┌──

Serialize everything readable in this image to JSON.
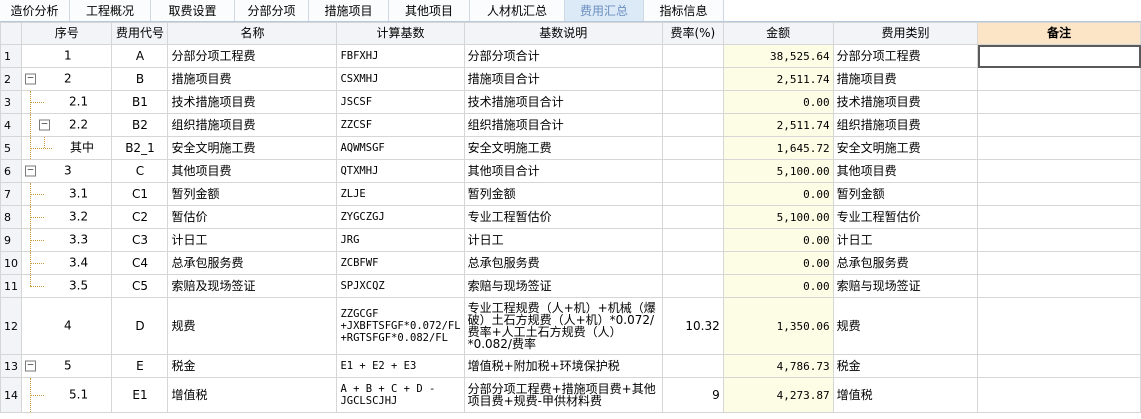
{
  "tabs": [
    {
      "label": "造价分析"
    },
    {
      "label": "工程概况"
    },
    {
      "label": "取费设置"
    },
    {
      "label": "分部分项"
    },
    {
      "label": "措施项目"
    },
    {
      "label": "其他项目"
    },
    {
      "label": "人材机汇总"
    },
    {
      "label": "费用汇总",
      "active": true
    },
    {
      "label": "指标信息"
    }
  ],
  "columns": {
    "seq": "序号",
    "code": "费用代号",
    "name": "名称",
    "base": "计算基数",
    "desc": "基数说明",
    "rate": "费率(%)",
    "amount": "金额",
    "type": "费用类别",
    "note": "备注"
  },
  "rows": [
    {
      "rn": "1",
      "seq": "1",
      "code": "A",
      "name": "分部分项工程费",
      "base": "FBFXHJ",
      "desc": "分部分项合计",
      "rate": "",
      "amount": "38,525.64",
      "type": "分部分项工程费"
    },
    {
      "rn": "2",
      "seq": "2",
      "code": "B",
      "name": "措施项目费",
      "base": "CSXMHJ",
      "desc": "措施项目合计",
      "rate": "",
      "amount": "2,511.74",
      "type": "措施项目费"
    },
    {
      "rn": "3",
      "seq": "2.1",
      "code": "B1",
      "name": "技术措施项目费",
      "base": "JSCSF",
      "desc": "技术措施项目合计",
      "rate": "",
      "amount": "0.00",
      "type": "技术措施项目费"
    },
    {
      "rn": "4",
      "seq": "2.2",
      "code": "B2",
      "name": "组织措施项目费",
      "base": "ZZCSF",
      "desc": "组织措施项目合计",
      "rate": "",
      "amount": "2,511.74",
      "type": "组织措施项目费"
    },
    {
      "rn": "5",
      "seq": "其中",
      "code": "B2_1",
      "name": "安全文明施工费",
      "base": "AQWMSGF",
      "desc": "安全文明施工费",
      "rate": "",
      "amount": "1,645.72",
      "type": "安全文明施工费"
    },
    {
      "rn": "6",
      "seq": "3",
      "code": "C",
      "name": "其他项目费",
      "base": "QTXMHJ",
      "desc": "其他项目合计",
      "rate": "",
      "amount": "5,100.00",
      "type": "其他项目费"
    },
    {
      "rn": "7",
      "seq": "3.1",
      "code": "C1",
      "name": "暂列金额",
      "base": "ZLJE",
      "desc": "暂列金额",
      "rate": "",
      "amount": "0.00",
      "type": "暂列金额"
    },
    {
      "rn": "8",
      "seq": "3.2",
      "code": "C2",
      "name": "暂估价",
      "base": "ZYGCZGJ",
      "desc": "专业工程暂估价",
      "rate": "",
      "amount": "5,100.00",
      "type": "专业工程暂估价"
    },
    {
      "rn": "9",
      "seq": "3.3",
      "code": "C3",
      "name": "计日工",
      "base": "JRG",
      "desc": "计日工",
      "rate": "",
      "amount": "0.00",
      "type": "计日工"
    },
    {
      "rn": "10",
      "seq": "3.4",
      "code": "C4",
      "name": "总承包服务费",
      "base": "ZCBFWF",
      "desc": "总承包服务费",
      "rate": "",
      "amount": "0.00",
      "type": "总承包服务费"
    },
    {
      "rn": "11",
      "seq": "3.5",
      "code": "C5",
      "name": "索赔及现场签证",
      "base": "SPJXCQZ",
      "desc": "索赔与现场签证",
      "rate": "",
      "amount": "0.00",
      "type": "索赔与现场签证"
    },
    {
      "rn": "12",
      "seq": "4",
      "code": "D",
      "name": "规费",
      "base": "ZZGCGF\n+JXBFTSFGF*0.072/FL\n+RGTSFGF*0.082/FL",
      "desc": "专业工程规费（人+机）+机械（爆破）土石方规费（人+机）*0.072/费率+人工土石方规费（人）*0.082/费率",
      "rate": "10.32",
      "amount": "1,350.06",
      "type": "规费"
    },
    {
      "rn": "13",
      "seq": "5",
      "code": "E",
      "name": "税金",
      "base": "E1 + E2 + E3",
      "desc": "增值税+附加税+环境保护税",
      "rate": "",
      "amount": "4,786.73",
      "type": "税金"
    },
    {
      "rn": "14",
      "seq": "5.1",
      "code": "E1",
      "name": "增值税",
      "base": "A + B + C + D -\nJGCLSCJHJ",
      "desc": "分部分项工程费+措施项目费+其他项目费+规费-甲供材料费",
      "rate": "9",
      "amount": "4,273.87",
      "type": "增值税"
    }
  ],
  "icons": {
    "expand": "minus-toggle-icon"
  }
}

└──

## Stated goal
Collect the lines of the data that carry the word "总承包服务费".

## Full output
      "name": "总承包服务费",
      "desc": "总承包服务费",
      "type": "总承包服务费"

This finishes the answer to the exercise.